**Listing:**
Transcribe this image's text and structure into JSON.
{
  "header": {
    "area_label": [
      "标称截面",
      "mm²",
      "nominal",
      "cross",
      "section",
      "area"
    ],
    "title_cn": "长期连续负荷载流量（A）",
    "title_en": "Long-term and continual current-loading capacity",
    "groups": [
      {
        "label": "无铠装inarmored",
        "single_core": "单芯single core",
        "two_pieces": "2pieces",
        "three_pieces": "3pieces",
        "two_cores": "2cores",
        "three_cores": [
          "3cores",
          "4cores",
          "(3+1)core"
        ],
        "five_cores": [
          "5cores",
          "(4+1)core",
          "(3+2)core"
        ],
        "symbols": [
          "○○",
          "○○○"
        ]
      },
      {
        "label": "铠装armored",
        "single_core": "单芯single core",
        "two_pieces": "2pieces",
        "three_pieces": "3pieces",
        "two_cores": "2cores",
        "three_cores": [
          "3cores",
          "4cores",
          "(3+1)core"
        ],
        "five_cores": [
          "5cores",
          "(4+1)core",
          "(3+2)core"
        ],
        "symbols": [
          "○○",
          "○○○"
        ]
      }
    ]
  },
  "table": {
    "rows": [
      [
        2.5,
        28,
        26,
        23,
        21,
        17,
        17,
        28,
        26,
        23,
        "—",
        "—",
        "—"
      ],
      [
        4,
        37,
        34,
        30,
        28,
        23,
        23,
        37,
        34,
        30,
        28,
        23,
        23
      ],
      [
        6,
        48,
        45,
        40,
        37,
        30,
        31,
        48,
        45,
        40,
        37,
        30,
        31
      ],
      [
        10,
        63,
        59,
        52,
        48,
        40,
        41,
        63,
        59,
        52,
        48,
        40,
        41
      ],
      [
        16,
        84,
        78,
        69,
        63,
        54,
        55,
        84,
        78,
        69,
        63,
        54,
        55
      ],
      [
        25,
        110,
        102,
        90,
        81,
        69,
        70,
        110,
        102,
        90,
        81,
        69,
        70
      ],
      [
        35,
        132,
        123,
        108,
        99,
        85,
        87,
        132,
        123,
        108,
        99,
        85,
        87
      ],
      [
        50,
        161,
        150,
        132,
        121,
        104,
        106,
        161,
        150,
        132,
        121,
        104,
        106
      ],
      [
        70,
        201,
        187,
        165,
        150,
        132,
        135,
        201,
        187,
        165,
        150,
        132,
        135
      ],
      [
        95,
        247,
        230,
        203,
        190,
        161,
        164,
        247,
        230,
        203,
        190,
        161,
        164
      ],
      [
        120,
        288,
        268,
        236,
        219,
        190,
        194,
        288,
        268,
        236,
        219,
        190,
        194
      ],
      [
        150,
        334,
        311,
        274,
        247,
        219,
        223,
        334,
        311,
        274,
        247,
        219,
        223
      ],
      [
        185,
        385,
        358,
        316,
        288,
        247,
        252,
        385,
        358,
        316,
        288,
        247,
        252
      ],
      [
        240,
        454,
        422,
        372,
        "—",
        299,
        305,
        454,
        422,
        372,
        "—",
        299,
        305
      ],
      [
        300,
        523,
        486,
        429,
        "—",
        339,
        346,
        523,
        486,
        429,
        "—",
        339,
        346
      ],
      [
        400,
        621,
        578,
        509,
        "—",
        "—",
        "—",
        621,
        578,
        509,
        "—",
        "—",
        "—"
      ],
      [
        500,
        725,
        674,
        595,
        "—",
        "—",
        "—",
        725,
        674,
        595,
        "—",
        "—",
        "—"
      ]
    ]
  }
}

**Exercise:**
Write out the material from the first line to the last, exactly.

**Answer to the exercise:**
Transcribe this image's text and structure into JSON.
{
  "header": {
    "area_label": [
      "标称截面",
      "mm²",
      "nominal",
      "cross",
      "section",
      "area"
    ],
    "title_cn": "长期连续负荷载流量（A）",
    "title_en": "Long-term and continual current-loading capacity",
    "groups": [
      {
        "label": "无铠装inarmored",
        "single_core": "单芯single core",
        "two_pieces": "2pieces",
        "three_pieces": "3pieces",
        "two_cores": "2cores",
        "three_cores": [
          "3cores",
          "4cores",
          "(3+1)core"
        ],
        "five_cores": [
          "5cores",
          "(4+1)core",
          "(3+2)core"
        ],
        "symbols": [
          "○○",
          "○○○"
        ]
      },
      {
        "label": "铠装armored",
        "single_core": "单芯single core",
        "two_pieces": "2pieces",
        "three_pieces": "3pieces",
        "two_cores": "2cores",
        "three_cores": [
          "3cores",
          "4cores",
          "(3+1)core"
        ],
        "five_cores": [
          "5cores",
          "(4+1)core",
          "(3+2)core"
        ],
        "symbols": [
          "○○",
          "○○○"
        ]
      }
    ]
  },
  "table": {
    "rows": [
      [
        2.5,
        28,
        26,
        23,
        21,
        17,
        17,
        28,
        26,
        23,
        "—",
        "—",
        "—"
      ],
      [
        4,
        37,
        34,
        30,
        28,
        23,
        23,
        37,
        34,
        30,
        28,
        23,
        23
      ],
      [
        6,
        48,
        45,
        40,
        37,
        30,
        31,
        48,
        45,
        40,
        37,
        30,
        31
      ],
      [
        10,
        63,
        59,
        52,
        48,
        40,
        41,
        63,
        59,
        52,
        48,
        40,
        41
      ],
      [
        16,
        84,
        78,
        69,
        63,
        54,
        55,
        84,
        78,
        69,
        63,
        54,
        55
      ],
      [
        25,
        110,
        102,
        90,
        81,
        69,
        70,
        110,
        102,
        90,
        81,
        69,
        70
      ],
      [
        35,
        132,
        123,
        108,
        99,
        85,
        87,
        132,
        123,
        108,
        99,
        85,
        87
      ],
      [
        50,
        161,
        150,
        132,
        121,
        104,
        106,
        161,
        150,
        132,
        121,
        104,
        106
      ],
      [
        70,
        201,
        187,
        165,
        150,
        132,
        135,
        201,
        187,
        165,
        150,
        132,
        135
      ],
      [
        95,
        247,
        230,
        203,
        190,
        161,
        164,
        247,
        230,
        203,
        190,
        161,
        164
      ],
      [
        120,
        288,
        268,
        236,
        219,
        190,
        194,
        288,
        268,
        236,
        219,
        190,
        194
      ],
      [
        150,
        334,
        311,
        274,
        247,
        219,
        223,
        334,
        311,
        274,
        247,
        219,
        223
      ],
      [
        185,
        385,
        358,
        316,
        288,
        247,
        252,
        385,
        358,
        316,
        288,
        247,
        252
      ],
      [
        240,
        454,
        422,
        372,
        "—",
        299,
        305,
        454,
        422,
        372,
        "—",
        299,
        305
      ],
      [
        300,
        523,
        486,
        429,
        "—",
        339,
        346,
        523,
        486,
        429,
        "—",
        339,
        346
      ],
      [
        400,
        621,
        578,
        509,
        "—",
        "—",
        "—",
        621,
        578,
        509,
        "—",
        "—",
        "—"
      ],
      [
        500,
        725,
        674,
        595,
        "—",
        "—",
        "—",
        725,
        674,
        595,
        "—",
        "—",
        "—"
      ]
    ]
  }
}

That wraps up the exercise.